Requirement. Here are records with pictures in them. Copy all of them exactly and leave the pictures out.

------ Data section ------

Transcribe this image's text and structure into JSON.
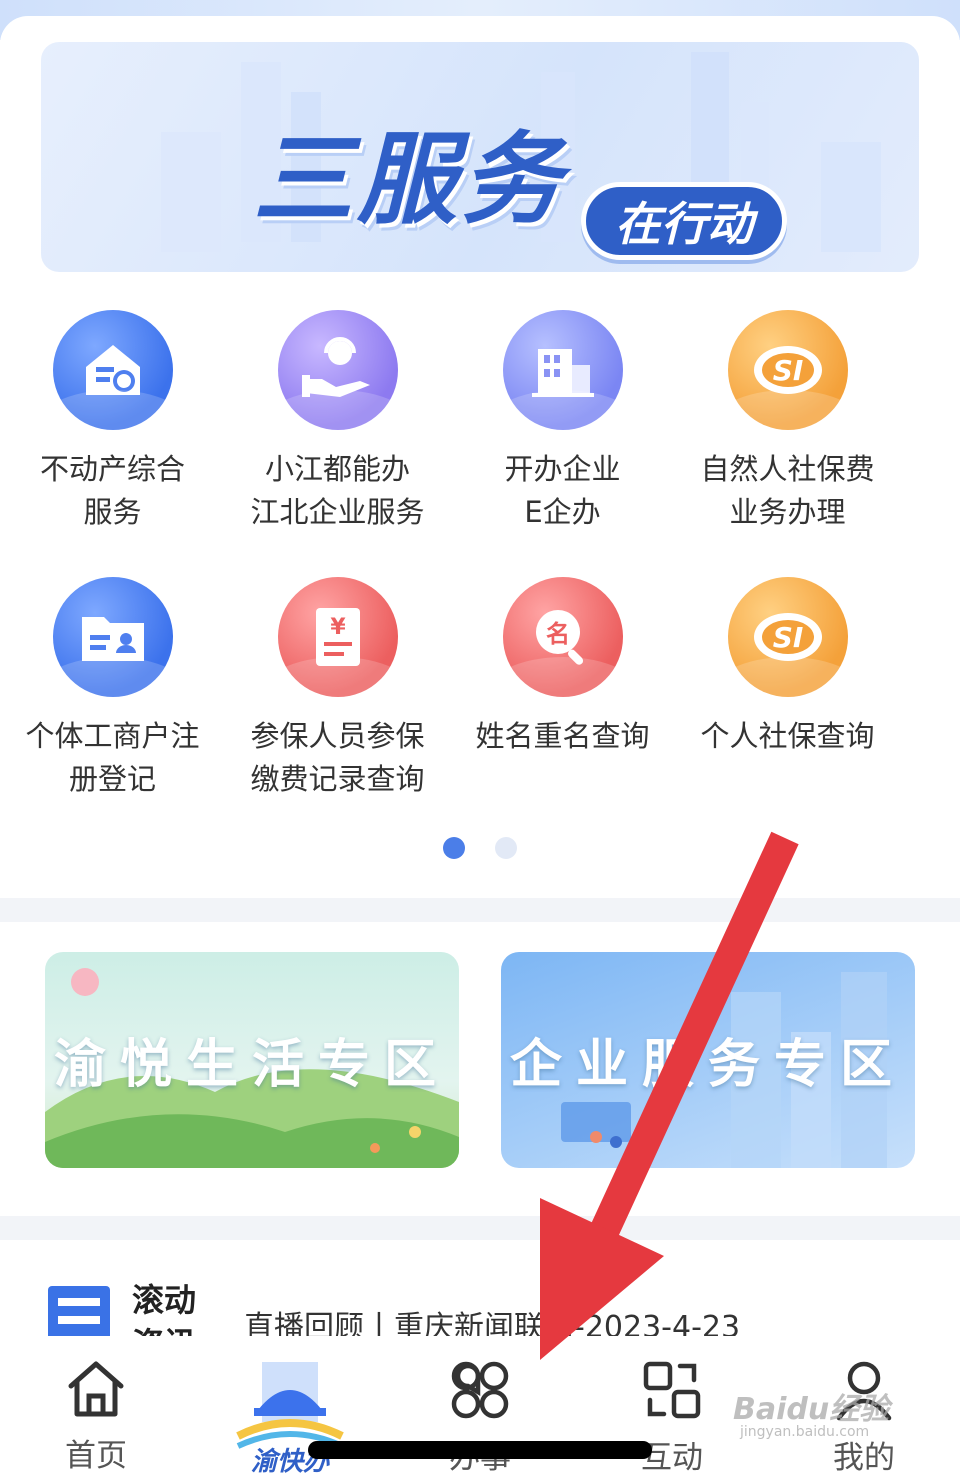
{
  "banner": {
    "title": "三服务",
    "pill": "在行动"
  },
  "services": [
    {
      "line1": "不动产综合",
      "line2": "服务",
      "icon": "house-document-icon",
      "color": "blue"
    },
    {
      "line1": "小江都能办",
      "line2": "江北企业服务",
      "icon": "service-hand-icon",
      "color": "purple"
    },
    {
      "line1": "开办企业",
      "line2": "E企办",
      "icon": "building-icon",
      "color": "indigo"
    },
    {
      "line1": "自然人社保费",
      "line2": "业务办理",
      "icon": "social-security-logo-icon",
      "color": "orange"
    },
    {
      "line1": "个体工商户注",
      "line2": "册登记",
      "icon": "id-card-folder-icon",
      "color": "blue"
    },
    {
      "line1": "参保人员参保",
      "line2": "缴费记录查询",
      "icon": "yuan-receipt-icon",
      "color": "red"
    },
    {
      "line1": "姓名重名查询",
      "line2": "",
      "icon": "name-search-icon",
      "color": "red"
    },
    {
      "line1": "个人社保查询",
      "line2": "",
      "icon": "social-security-logo-icon",
      "color": "orange"
    }
  ],
  "pager": {
    "pages": 2,
    "active": 1
  },
  "zones": {
    "life": "渝悦生活专区",
    "business": "企业服务专区"
  },
  "news": {
    "tag": "滚动资讯",
    "headline": "直播回顾丨重庆新闻联播-2023-4-23"
  },
  "tabs": [
    {
      "label": "首页",
      "icon": "home-icon"
    },
    {
      "label": "渝快办",
      "icon": "yukuaiban-logo-icon"
    },
    {
      "label": "办事",
      "icon": "four-petal-grid-icon"
    },
    {
      "label": "互动",
      "icon": "interaction-swap-icon"
    },
    {
      "label": "我的",
      "icon": "user-icon"
    }
  ],
  "watermark": {
    "text": "Baidu经验",
    "sub": "jingyan.baidu.com"
  },
  "colors": {
    "accent": "#3c72ec",
    "annotation_arrow": "#e5393f"
  }
}
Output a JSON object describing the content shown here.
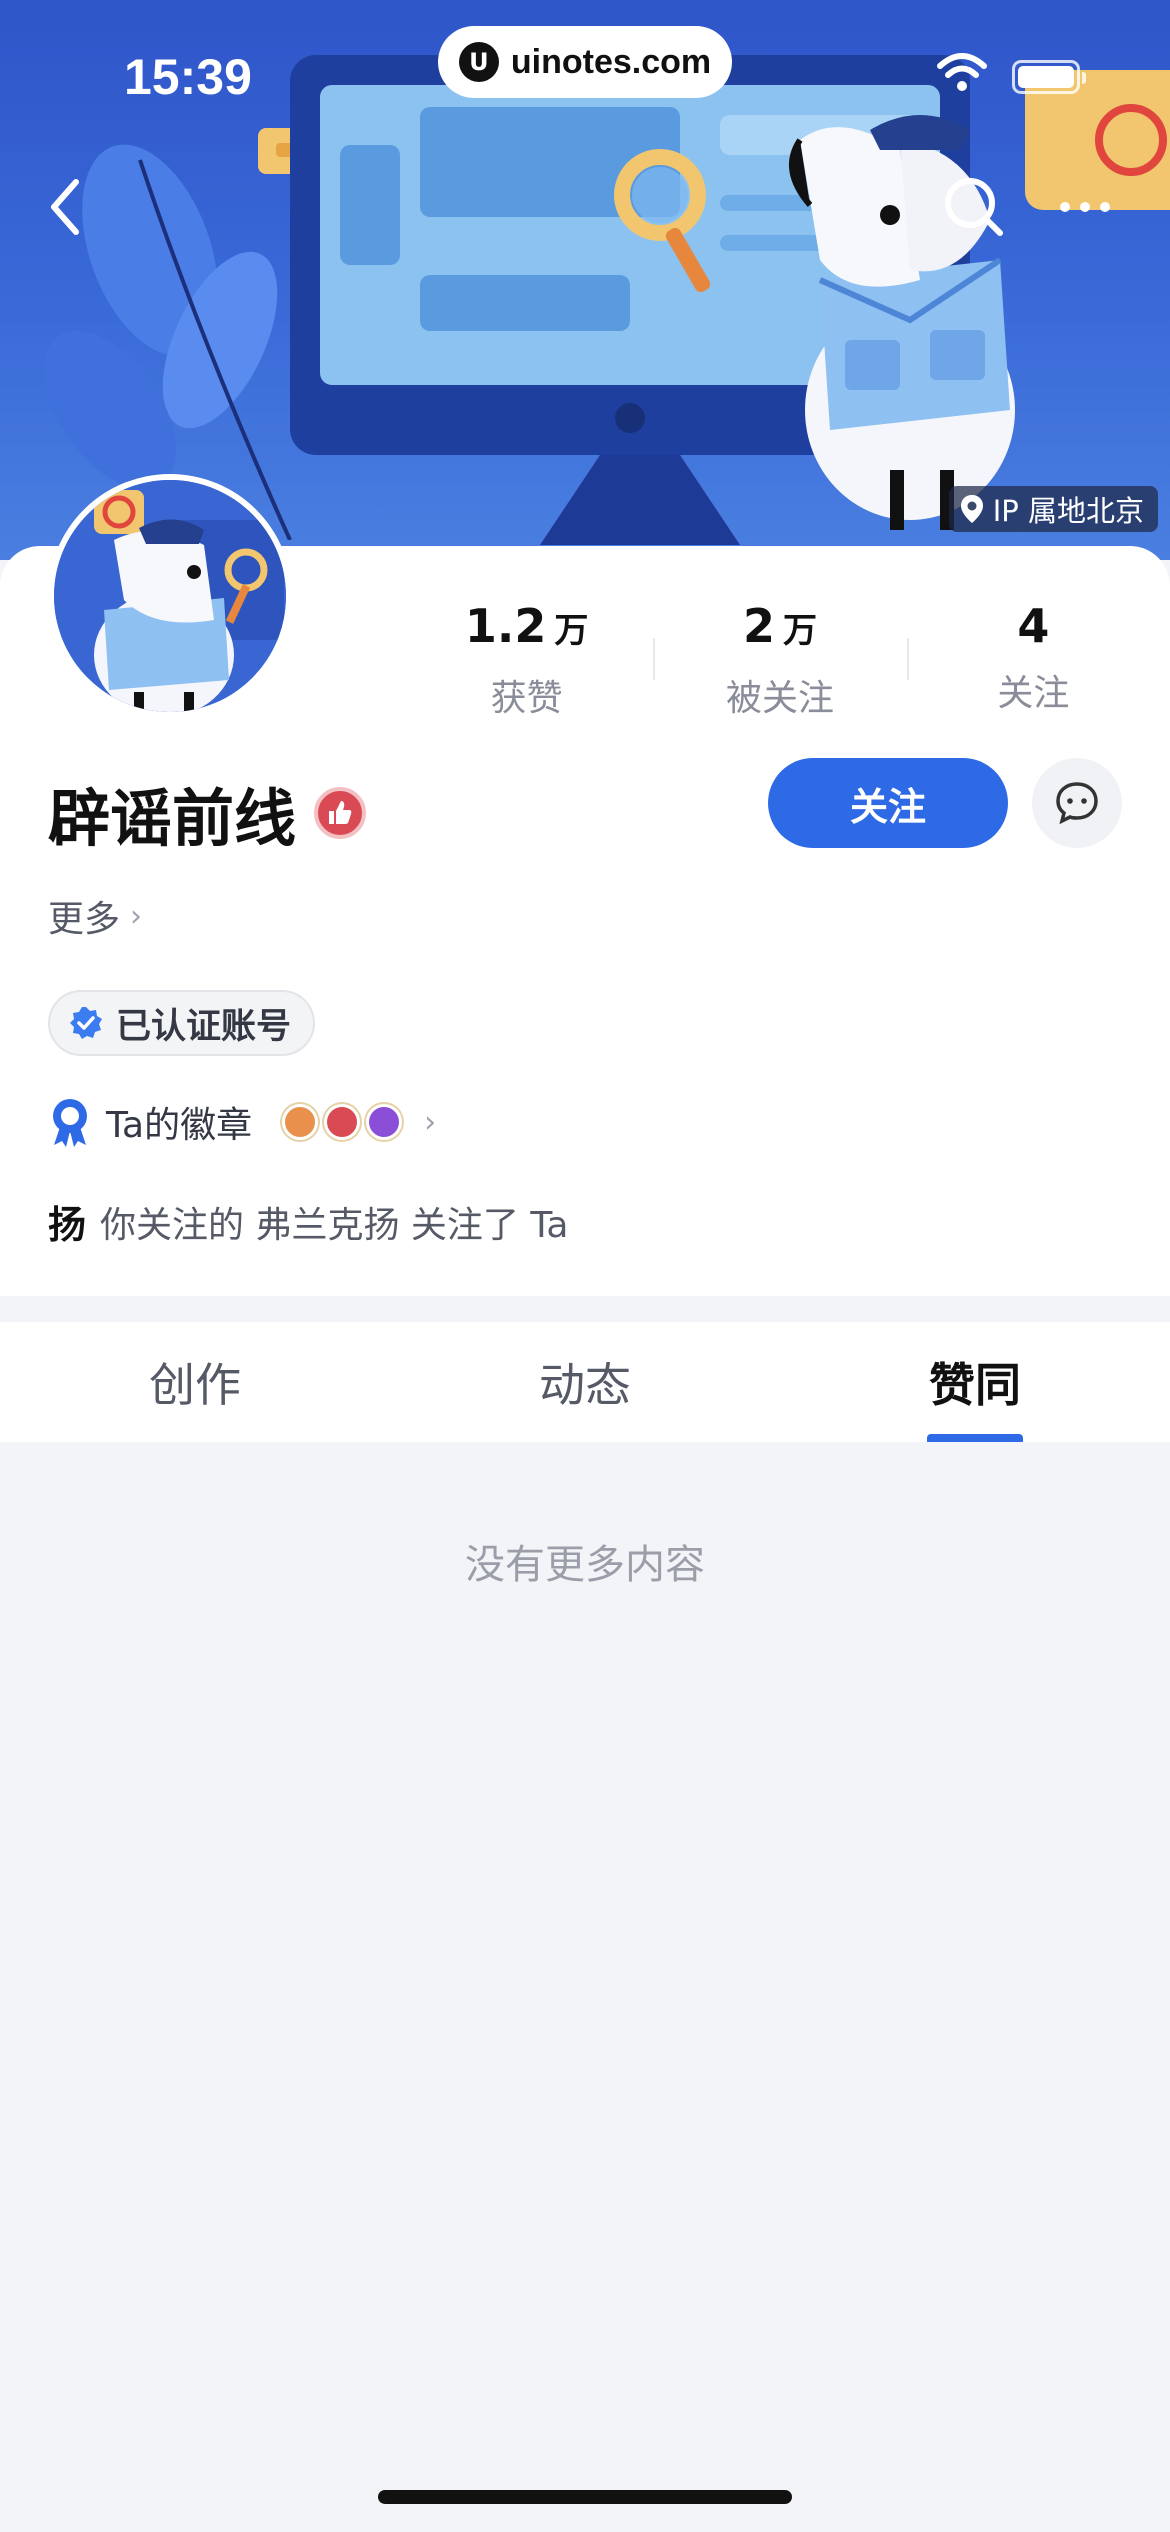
{
  "status_bar": {
    "time": "15:39",
    "url": "uinotes.com"
  },
  "header": {
    "ip_location": "IP 属地北京"
  },
  "profile": {
    "name": "辟谣前线",
    "stats": [
      {
        "value": "1.2",
        "unit": "万",
        "label": "获赞"
      },
      {
        "value": "2",
        "unit": "万",
        "label": "被关注"
      },
      {
        "value": "4",
        "unit": "",
        "label": "关注"
      }
    ],
    "follow_label": "关注",
    "more_label": "更多",
    "verified_label": "已认证账号",
    "badges_label": "Ta的徽章",
    "mutual_avatar_char": "扬",
    "mutual_text": "你关注的 弗兰克扬 关注了 Ta"
  },
  "tabs": [
    {
      "label": "创作",
      "active": false
    },
    {
      "label": "动态",
      "active": false
    },
    {
      "label": "赞同",
      "active": true
    }
  ],
  "content": {
    "empty_text": "没有更多内容"
  },
  "colors": {
    "accent": "#2f6ae6",
    "banner": "#2f55c9",
    "page_bg": "#f3f4f8"
  },
  "icons": [
    "back-icon",
    "search-icon",
    "more-icon",
    "location-icon",
    "thumbs-up-badge-icon",
    "chat-icon",
    "verified-check-icon",
    "medal-icon",
    "chevron-right-icon"
  ]
}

------

Answer to the problem.
Transcribe this image's text and structure into JSON.
{
  "banner": {
    "title": "三服务",
    "pill": "在行动"
  },
  "services": [
    {
      "line1": "不动产综合",
      "line2": "服务",
      "icon": "house-document-icon",
      "color": "blue"
    },
    {
      "line1": "小江都能办",
      "line2": "江北企业服务",
      "icon": "service-hand-icon",
      "color": "purple"
    },
    {
      "line1": "开办企业",
      "line2": "E企办",
      "icon": "building-icon",
      "color": "indigo"
    },
    {
      "line1": "自然人社保费",
      "line2": "业务办理",
      "icon": "social-security-logo-icon",
      "color": "orange"
    },
    {
      "line1": "个体工商户注",
      "line2": "册登记",
      "icon": "id-card-folder-icon",
      "color": "blue"
    },
    {
      "line1": "参保人员参保",
      "line2": "缴费记录查询",
      "icon": "yuan-receipt-icon",
      "color": "red"
    },
    {
      "line1": "姓名重名查询",
      "line2": "",
      "icon": "name-search-icon",
      "color": "red"
    },
    {
      "line1": "个人社保查询",
      "line2": "",
      "icon": "social-security-logo-icon",
      "color": "orange"
    }
  ],
  "pager": {
    "pages": 2,
    "active": 1
  },
  "zones": {
    "life": "渝悦生活专区",
    "business": "企业服务专区"
  },
  "news": {
    "tag": "滚动资讯",
    "headline": "直播回顾丨重庆新闻联播-2023-4-23"
  },
  "tabs": [
    {
      "label": "首页",
      "icon": "home-icon"
    },
    {
      "label": "渝快办",
      "icon": "yukuaiban-logo-icon"
    },
    {
      "label": "办事",
      "icon": "four-petal-grid-icon"
    },
    {
      "label": "互动",
      "icon": "interaction-swap-icon"
    },
    {
      "label": "我的",
      "icon": "user-icon"
    }
  ],
  "watermark": {
    "text": "Baidu经验",
    "sub": "jingyan.baidu.com"
  },
  "colors": {
    "accent": "#3c72ec",
    "annotation_arrow": "#e5393f"
  }
}
Output a JSON object describing the content shown here.
{
  "status_bar": {
    "time": "15:39",
    "url": "uinotes.com"
  },
  "header": {
    "ip_location": "IP 属地北京"
  },
  "profile": {
    "name": "辟谣前线",
    "stats": [
      {
        "value": "1.2",
        "unit": "万",
        "label": "获赞"
      },
      {
        "value": "2",
        "unit": "万",
        "label": "被关注"
      },
      {
        "value": "4",
        "unit": "",
        "label": "关注"
      }
    ],
    "follow_label": "关注",
    "more_label": "更多",
    "verified_label": "已认证账号",
    "badges_label": "Ta的徽章",
    "mutual_avatar_char": "扬",
    "mutual_text": "你关注的 弗兰克扬 关注了 Ta"
  },
  "tabs": [
    {
      "label": "创作",
      "active": false
    },
    {
      "label": "动态",
      "active": false
    },
    {
      "label": "赞同",
      "active": true
    }
  ],
  "content": {
    "empty_text": "没有更多内容"
  },
  "colors": {
    "accent": "#2f6ae6",
    "banner": "#2f55c9",
    "page_bg": "#f3f4f8"
  },
  "icons": [
    "back-icon",
    "search-icon",
    "more-icon",
    "location-icon",
    "thumbs-up-badge-icon",
    "chat-icon",
    "verified-check-icon",
    "medal-icon",
    "chevron-right-icon"
  ]
}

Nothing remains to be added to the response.